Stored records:
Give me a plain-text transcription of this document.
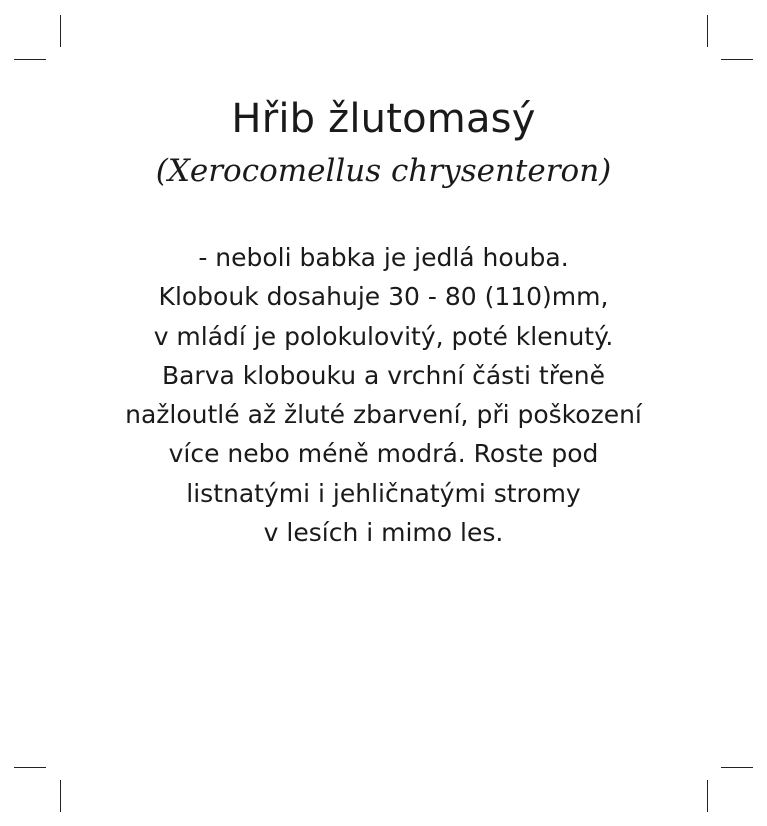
Hřib žlutomasý
(Xerocomellus chrysenteron)
- neboli babka je jedlá houba.
Klobouk dosahuje 30 - 80 (110)mm,
v mládí je polokulovitý, poté klenutý.
Barva klobouku a vrchní části třeně
nažloutlé až žluté zbarvení, při poškození
více nebo méně modrá. Roste pod
listnatými i jehličnatými stromy
v lesích i mimo les.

▶ **Set task**
Repeat the records above exactly, leaving out any pictures they contain.

▶ **Exercise result**
Give me a plain-text transcription of this document.
Hřib žlutomasý
(Xerocomellus chrysenteron)
- neboli babka je jedlá houba.
Klobouk dosahuje 30 - 80 (110)mm,
v mládí je polokulovitý, poté klenutý.
Barva klobouku a vrchní části třeně
nažloutlé až žluté zbarvení, při poškození
více nebo méně modrá. Roste pod
listnatými i jehličnatými stromy
v lesích i mimo les.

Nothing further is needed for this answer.